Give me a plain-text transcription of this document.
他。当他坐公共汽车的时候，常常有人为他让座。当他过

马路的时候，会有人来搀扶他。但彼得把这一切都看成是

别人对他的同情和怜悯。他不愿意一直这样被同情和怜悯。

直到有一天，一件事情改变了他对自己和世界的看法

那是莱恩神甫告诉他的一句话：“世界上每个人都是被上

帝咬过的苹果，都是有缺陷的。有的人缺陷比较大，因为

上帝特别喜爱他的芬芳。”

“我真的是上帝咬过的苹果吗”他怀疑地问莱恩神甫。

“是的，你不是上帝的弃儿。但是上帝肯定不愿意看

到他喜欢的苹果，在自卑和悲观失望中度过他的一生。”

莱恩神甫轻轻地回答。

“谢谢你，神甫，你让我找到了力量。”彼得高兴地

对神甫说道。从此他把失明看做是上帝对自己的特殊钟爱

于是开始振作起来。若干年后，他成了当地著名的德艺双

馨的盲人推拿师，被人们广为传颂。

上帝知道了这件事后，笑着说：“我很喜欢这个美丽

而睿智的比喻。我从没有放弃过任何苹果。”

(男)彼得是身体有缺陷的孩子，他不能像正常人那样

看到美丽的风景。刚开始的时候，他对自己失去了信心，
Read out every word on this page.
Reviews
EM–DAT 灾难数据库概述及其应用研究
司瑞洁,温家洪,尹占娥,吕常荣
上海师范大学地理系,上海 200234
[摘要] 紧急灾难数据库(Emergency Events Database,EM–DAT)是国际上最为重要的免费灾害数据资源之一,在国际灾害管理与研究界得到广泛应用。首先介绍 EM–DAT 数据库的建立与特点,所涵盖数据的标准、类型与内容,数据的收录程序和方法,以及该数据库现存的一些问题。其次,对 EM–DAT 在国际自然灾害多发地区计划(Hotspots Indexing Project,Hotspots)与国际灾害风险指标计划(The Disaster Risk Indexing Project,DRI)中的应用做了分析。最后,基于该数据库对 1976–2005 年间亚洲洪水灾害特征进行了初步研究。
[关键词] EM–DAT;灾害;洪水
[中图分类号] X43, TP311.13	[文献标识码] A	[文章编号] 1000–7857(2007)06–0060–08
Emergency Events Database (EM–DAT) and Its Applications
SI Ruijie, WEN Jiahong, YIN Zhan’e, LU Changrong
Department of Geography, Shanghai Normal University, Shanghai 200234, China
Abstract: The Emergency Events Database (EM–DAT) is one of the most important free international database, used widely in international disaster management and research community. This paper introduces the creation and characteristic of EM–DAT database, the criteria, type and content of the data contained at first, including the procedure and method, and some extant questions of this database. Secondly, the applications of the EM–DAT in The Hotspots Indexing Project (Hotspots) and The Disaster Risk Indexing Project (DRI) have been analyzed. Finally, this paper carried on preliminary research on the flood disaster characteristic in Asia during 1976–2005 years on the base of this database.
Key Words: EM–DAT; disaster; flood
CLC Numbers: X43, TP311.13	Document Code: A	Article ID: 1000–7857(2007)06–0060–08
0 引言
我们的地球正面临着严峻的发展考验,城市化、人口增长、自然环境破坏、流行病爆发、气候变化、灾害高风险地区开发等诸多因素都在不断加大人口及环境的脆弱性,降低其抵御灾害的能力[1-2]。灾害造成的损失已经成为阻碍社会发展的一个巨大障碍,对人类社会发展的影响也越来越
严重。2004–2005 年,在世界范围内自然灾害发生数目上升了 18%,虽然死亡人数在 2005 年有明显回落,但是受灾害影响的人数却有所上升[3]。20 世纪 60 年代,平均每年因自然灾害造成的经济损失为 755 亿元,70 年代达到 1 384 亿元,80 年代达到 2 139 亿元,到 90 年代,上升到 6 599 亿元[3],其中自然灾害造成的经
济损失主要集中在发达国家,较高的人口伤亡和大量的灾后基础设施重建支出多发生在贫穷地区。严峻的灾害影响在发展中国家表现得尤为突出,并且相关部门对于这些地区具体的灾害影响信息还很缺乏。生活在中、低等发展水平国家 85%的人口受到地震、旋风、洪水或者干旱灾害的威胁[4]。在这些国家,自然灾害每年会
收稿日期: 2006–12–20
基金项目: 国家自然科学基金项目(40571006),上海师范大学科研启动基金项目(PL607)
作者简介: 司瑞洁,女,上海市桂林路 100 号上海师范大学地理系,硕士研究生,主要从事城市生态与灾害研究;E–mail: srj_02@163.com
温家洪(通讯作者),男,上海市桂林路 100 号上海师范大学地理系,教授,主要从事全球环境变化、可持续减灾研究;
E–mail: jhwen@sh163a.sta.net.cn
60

* _GIVEN REQUEST_:
Gather each line of the records holding the string "上海市桂林路".

* _COMPLETE ANSWER_:
作者简介: 司瑞洁,女,上海市桂林路 100 号上海师范大学地理系,硕士研究生,主要从事城市生态与灾害研究;E–mail: srj_02@163.com
温家洪(通讯作者),男,上海市桂林路 100 号上海师范大学地理系,教授,主要从事全球环境变化、可持续减灾研究;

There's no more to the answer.